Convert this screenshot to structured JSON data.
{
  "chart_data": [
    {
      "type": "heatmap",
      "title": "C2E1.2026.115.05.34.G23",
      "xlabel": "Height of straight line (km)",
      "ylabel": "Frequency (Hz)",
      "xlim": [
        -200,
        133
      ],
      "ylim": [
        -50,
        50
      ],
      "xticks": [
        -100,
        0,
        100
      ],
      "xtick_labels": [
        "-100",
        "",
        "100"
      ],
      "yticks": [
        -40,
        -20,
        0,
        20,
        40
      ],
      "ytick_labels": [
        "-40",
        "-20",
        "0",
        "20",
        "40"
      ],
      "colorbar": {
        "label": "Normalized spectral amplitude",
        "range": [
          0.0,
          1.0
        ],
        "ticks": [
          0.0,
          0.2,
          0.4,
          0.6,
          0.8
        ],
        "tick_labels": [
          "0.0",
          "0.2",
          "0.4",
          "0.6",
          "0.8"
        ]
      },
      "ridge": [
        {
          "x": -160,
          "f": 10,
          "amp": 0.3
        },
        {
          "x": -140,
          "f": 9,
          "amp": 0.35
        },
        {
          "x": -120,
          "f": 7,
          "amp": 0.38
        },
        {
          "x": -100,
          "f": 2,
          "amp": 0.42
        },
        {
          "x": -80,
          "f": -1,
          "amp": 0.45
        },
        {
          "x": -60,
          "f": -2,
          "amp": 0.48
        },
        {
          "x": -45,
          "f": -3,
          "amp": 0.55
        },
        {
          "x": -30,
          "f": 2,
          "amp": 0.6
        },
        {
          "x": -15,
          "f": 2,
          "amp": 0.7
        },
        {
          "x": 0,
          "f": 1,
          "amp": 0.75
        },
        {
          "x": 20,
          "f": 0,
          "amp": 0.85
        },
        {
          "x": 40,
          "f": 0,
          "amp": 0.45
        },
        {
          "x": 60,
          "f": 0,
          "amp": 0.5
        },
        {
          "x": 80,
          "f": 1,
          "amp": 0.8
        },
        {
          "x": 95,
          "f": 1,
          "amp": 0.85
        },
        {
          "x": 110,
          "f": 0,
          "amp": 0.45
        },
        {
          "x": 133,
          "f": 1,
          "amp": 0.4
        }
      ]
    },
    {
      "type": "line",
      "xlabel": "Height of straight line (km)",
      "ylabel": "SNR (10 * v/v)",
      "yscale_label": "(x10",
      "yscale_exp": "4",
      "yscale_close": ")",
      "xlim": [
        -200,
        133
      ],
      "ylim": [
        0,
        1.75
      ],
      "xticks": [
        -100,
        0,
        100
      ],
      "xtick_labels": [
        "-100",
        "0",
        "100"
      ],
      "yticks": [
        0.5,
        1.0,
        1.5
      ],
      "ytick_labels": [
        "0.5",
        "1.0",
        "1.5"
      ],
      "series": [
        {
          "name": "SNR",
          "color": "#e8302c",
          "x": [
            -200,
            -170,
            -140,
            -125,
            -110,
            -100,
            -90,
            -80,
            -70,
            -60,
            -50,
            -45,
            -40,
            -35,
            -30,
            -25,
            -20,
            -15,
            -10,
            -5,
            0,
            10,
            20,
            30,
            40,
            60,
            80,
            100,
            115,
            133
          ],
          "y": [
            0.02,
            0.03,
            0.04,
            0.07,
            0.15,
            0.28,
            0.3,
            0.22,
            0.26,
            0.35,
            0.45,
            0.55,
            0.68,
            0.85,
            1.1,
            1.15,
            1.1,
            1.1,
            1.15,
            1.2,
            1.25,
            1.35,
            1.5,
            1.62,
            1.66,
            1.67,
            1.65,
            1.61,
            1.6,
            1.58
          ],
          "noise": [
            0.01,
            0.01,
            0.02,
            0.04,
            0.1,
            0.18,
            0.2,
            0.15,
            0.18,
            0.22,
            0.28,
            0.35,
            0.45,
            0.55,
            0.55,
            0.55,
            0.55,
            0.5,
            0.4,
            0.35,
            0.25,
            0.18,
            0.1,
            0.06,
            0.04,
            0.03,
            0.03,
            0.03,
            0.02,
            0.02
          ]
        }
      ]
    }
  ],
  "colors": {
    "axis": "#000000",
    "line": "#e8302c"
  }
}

● ● ●

• Job:
The full set of records should be duplicated exactly.

• Task response:
Convert this screenshot to structured JSON data.
{
  "chart_data": [
    {
      "type": "heatmap",
      "title": "C2E1.2026.115.05.34.G23",
      "xlabel": "Height of straight line (km)",
      "ylabel": "Frequency (Hz)",
      "xlim": [
        -200,
        133
      ],
      "ylim": [
        -50,
        50
      ],
      "xticks": [
        -100,
        0,
        100
      ],
      "xtick_labels": [
        "-100",
        "",
        "100"
      ],
      "yticks": [
        -40,
        -20,
        0,
        20,
        40
      ],
      "ytick_labels": [
        "-40",
        "-20",
        "0",
        "20",
        "40"
      ],
      "colorbar": {
        "label": "Normalized spectral amplitude",
        "range": [
          0.0,
          1.0
        ],
        "ticks": [
          0.0,
          0.2,
          0.4,
          0.6,
          0.8
        ],
        "tick_labels": [
          "0.0",
          "0.2",
          "0.4",
          "0.6",
          "0.8"
        ]
      },
      "ridge": [
        {
          "x": -160,
          "f": 10,
          "amp": 0.3
        },
        {
          "x": -140,
          "f": 9,
          "amp": 0.35
        },
        {
          "x": -120,
          "f": 7,
          "amp": 0.38
        },
        {
          "x": -100,
          "f": 2,
          "amp": 0.42
        },
        {
          "x": -80,
          "f": -1,
          "amp": 0.45
        },
        {
          "x": -60,
          "f": -2,
          "amp": 0.48
        },
        {
          "x": -45,
          "f": -3,
          "amp": 0.55
        },
        {
          "x": -30,
          "f": 2,
          "amp": 0.6
        },
        {
          "x": -15,
          "f": 2,
          "amp": 0.7
        },
        {
          "x": 0,
          "f": 1,
          "amp": 0.75
        },
        {
          "x": 20,
          "f": 0,
          "amp": 0.85
        },
        {
          "x": 40,
          "f": 0,
          "amp": 0.45
        },
        {
          "x": 60,
          "f": 0,
          "amp": 0.5
        },
        {
          "x": 80,
          "f": 1,
          "amp": 0.8
        },
        {
          "x": 95,
          "f": 1,
          "amp": 0.85
        },
        {
          "x": 110,
          "f": 0,
          "amp": 0.45
        },
        {
          "x": 133,
          "f": 1,
          "amp": 0.4
        }
      ]
    },
    {
      "type": "line",
      "xlabel": "Height of straight line (km)",
      "ylabel": "SNR (10 * v/v)",
      "yscale_label": "(x10",
      "yscale_exp": "4",
      "yscale_close": ")",
      "xlim": [
        -200,
        133
      ],
      "ylim": [
        0,
        1.75
      ],
      "xticks": [
        -100,
        0,
        100
      ],
      "xtick_labels": [
        "-100",
        "0",
        "100"
      ],
      "yticks": [
        0.5,
        1.0,
        1.5
      ],
      "ytick_labels": [
        "0.5",
        "1.0",
        "1.5"
      ],
      "series": [
        {
          "name": "SNR",
          "color": "#e8302c",
          "x": [
            -200,
            -170,
            -140,
            -125,
            -110,
            -100,
            -90,
            -80,
            -70,
            -60,
            -50,
            -45,
            -40,
            -35,
            -30,
            -25,
            -20,
            -15,
            -10,
            -5,
            0,
            10,
            20,
            30,
            40,
            60,
            80,
            100,
            115,
            133
          ],
          "y": [
            0.02,
            0.03,
            0.04,
            0.07,
            0.15,
            0.28,
            0.3,
            0.22,
            0.26,
            0.35,
            0.45,
            0.55,
            0.68,
            0.85,
            1.1,
            1.15,
            1.1,
            1.1,
            1.15,
            1.2,
            1.25,
            1.35,
            1.5,
            1.62,
            1.66,
            1.67,
            1.65,
            1.61,
            1.6,
            1.58
          ],
          "noise": [
            0.01,
            0.01,
            0.02,
            0.04,
            0.1,
            0.18,
            0.2,
            0.15,
            0.18,
            0.22,
            0.28,
            0.35,
            0.45,
            0.55,
            0.55,
            0.55,
            0.55,
            0.5,
            0.4,
            0.35,
            0.25,
            0.18,
            0.1,
            0.06,
            0.04,
            0.03,
            0.03,
            0.03,
            0.02,
            0.02
          ]
        }
      ]
    }
  ],
  "colors": {
    "axis": "#000000",
    "line": "#e8302c"
  }
}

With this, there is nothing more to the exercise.